— begin —

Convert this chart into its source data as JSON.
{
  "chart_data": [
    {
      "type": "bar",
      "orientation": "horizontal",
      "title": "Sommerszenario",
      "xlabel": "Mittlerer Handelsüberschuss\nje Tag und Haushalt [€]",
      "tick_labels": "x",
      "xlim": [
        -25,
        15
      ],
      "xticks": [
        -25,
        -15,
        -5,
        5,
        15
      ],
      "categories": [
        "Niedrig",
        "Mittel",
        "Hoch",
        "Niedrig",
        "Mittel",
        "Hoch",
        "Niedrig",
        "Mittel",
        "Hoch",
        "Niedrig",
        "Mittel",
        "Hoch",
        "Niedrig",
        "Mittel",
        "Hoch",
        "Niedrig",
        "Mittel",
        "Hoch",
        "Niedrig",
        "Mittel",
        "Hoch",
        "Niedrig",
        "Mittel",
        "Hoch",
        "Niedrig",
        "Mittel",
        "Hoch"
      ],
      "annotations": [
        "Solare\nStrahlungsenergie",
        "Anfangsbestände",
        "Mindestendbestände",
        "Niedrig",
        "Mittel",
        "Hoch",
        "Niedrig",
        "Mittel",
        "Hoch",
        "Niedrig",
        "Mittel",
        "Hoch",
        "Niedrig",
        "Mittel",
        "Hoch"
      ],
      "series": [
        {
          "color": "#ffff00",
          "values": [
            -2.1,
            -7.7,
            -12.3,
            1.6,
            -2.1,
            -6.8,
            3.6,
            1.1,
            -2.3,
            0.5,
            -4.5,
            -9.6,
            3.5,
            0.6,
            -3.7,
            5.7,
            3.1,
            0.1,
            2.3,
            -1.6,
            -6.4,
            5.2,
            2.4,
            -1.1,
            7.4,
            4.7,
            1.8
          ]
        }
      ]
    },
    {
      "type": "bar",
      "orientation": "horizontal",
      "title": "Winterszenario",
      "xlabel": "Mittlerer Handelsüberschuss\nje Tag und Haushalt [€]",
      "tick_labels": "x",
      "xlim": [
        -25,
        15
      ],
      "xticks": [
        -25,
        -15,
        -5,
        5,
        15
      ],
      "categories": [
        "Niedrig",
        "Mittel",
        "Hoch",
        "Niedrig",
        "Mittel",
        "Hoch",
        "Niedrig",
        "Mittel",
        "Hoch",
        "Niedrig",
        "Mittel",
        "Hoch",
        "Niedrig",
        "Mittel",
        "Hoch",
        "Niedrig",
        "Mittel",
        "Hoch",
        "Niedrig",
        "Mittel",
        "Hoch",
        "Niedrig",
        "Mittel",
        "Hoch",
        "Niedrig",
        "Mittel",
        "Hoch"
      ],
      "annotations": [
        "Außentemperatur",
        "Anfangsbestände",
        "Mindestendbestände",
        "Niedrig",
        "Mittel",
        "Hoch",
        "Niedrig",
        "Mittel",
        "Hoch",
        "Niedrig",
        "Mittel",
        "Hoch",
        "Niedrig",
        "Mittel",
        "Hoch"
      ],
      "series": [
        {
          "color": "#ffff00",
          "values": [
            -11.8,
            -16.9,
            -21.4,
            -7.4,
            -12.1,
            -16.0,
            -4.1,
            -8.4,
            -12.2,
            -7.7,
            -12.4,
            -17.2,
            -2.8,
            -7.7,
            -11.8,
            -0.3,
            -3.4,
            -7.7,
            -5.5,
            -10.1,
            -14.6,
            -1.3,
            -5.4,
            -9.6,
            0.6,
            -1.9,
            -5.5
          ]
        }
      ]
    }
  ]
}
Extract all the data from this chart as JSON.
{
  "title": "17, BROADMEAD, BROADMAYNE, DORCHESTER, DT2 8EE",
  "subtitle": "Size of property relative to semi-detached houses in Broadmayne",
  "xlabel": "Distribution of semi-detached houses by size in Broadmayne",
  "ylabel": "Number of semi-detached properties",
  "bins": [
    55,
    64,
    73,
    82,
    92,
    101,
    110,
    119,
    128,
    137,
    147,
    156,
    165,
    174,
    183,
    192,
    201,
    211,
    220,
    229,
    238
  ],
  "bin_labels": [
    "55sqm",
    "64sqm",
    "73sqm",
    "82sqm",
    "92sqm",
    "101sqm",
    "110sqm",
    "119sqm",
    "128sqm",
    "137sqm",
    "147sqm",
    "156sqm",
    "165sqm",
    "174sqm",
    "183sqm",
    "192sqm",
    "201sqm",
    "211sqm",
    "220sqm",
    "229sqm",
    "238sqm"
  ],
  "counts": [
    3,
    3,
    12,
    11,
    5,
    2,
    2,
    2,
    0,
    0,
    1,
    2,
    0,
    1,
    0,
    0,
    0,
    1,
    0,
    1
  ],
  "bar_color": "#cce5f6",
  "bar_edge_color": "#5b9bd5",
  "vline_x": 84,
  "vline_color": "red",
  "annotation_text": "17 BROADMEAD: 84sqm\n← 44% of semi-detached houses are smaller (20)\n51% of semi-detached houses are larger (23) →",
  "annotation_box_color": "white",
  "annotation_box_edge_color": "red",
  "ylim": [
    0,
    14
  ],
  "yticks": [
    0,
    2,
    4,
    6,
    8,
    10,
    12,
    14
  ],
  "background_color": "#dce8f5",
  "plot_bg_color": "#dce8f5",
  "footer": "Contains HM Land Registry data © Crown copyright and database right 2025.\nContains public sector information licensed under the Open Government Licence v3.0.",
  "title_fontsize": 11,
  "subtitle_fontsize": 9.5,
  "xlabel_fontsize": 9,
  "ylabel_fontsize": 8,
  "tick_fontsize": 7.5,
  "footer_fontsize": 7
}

— end —

[Directions for this task] Your task is to transcribe the material exactly.

[Task response]
Convert this chart into its source data as JSON.
{
  "chart_data": [
    {
      "type": "bar",
      "orientation": "horizontal",
      "title": "Sommerszenario",
      "xlabel": "Mittlerer Handelsüberschuss\nje Tag und Haushalt [€]",
      "tick_labels": "x",
      "xlim": [
        -25,
        15
      ],
      "xticks": [
        -25,
        -15,
        -5,
        5,
        15
      ],
      "categories": [
        "Niedrig",
        "Mittel",
        "Hoch",
        "Niedrig",
        "Mittel",
        "Hoch",
        "Niedrig",
        "Mittel",
        "Hoch",
        "Niedrig",
        "Mittel",
        "Hoch",
        "Niedrig",
        "Mittel",
        "Hoch",
        "Niedrig",
        "Mittel",
        "Hoch",
        "Niedrig",
        "Mittel",
        "Hoch",
        "Niedrig",
        "Mittel",
        "Hoch",
        "Niedrig",
        "Mittel",
        "Hoch"
      ],
      "annotations": [
        "Solare\nStrahlungsenergie",
        "Anfangsbestände",
        "Mindestendbestände",
        "Niedrig",
        "Mittel",
        "Hoch",
        "Niedrig",
        "Mittel",
        "Hoch",
        "Niedrig",
        "Mittel",
        "Hoch",
        "Niedrig",
        "Mittel",
        "Hoch"
      ],
      "series": [
        {
          "color": "#ffff00",
          "values": [
            -2.1,
            -7.7,
            -12.3,
            1.6,
            -2.1,
            -6.8,
            3.6,
            1.1,
            -2.3,
            0.5,
            -4.5,
            -9.6,
            3.5,
            0.6,
            -3.7,
            5.7,
            3.1,
            0.1,
            2.3,
            -1.6,
            -6.4,
            5.2,
            2.4,
            -1.1,
            7.4,
            4.7,
            1.8
          ]
        }
      ]
    },
    {
      "type": "bar",
      "orientation": "horizontal",
      "title": "Winterszenario",
      "xlabel": "Mittlerer Handelsüberschuss\nje Tag und Haushalt [€]",
      "tick_labels": "x",
      "xlim": [
        -25,
        15
      ],
      "xticks": [
        -25,
        -15,
        -5,
        5,
        15
      ],
      "categories": [
        "Niedrig",
        "Mittel",
        "Hoch",
        "Niedrig",
        "Mittel",
        "Hoch",
        "Niedrig",
        "Mittel",
        "Hoch",
        "Niedrig",
        "Mittel",
        "Hoch",
        "Niedrig",
        "Mittel",
        "Hoch",
        "Niedrig",
        "Mittel",
        "Hoch",
        "Niedrig",
        "Mittel",
        "Hoch",
        "Niedrig",
        "Mittel",
        "Hoch",
        "Niedrig",
        "Mittel",
        "Hoch"
      ],
      "annotations": [
        "Außentemperatur",
        "Anfangsbestände",
        "Mindestendbestände",
        "Niedrig",
        "Mittel",
        "Hoch",
        "Niedrig",
        "Mittel",
        "Hoch",
        "Niedrig",
        "Mittel",
        "Hoch",
        "Niedrig",
        "Mittel",
        "Hoch"
      ],
      "series": [
        {
          "color": "#ffff00",
          "values": [
            -11.8,
            -16.9,
            -21.4,
            -7.4,
            -12.1,
            -16.0,
            -4.1,
            -8.4,
            -12.2,
            -7.7,
            -12.4,
            -17.2,
            -2.8,
            -7.7,
            -11.8,
            -0.3,
            -3.4,
            -7.7,
            -5.5,
            -10.1,
            -14.6,
            -1.3,
            -5.4,
            -9.6,
            0.6,
            -1.9,
            -5.5
          ]
        }
      ]
    }
  ]
}
Extract all the data from this chart as JSON.
{
  "title": "17, BROADMEAD, BROADMAYNE, DORCHESTER, DT2 8EE",
  "subtitle": "Size of property relative to semi-detached houses in Broadmayne",
  "xlabel": "Distribution of semi-detached houses by size in Broadmayne",
  "ylabel": "Number of semi-detached properties",
  "bins": [
    55,
    64,
    73,
    82,
    92,
    101,
    110,
    119,
    128,
    137,
    147,
    156,
    165,
    174,
    183,
    192,
    201,
    211,
    220,
    229,
    238
  ],
  "bin_labels": [
    "55sqm",
    "64sqm",
    "73sqm",
    "82sqm",
    "92sqm",
    "101sqm",
    "110sqm",
    "119sqm",
    "128sqm",
    "137sqm",
    "147sqm",
    "156sqm",
    "165sqm",
    "174sqm",
    "183sqm",
    "192sqm",
    "201sqm",
    "211sqm",
    "220sqm",
    "229sqm",
    "238sqm"
  ],
  "counts": [
    3,
    3,
    12,
    11,
    5,
    2,
    2,
    2,
    0,
    0,
    1,
    2,
    0,
    1,
    0,
    0,
    0,
    1,
    0,
    1
  ],
  "bar_color": "#cce5f6",
  "bar_edge_color": "#5b9bd5",
  "vline_x": 84,
  "vline_color": "red",
  "annotation_text": "17 BROADMEAD: 84sqm\n← 44% of semi-detached houses are smaller (20)\n51% of semi-detached houses are larger (23) →",
  "annotation_box_color": "white",
  "annotation_box_edge_color": "red",
  "ylim": [
    0,
    14
  ],
  "yticks": [
    0,
    2,
    4,
    6,
    8,
    10,
    12,
    14
  ],
  "background_color": "#dce8f5",
  "plot_bg_color": "#dce8f5",
  "footer": "Contains HM Land Registry data © Crown copyright and database right 2025.\nContains public sector information licensed under the Open Government Licence v3.0.",
  "title_fontsize": 11,
  "subtitle_fontsize": 9.5,
  "xlabel_fontsize": 9,
  "ylabel_fontsize": 8,
  "tick_fontsize": 7.5,
  "footer_fontsize": 7
}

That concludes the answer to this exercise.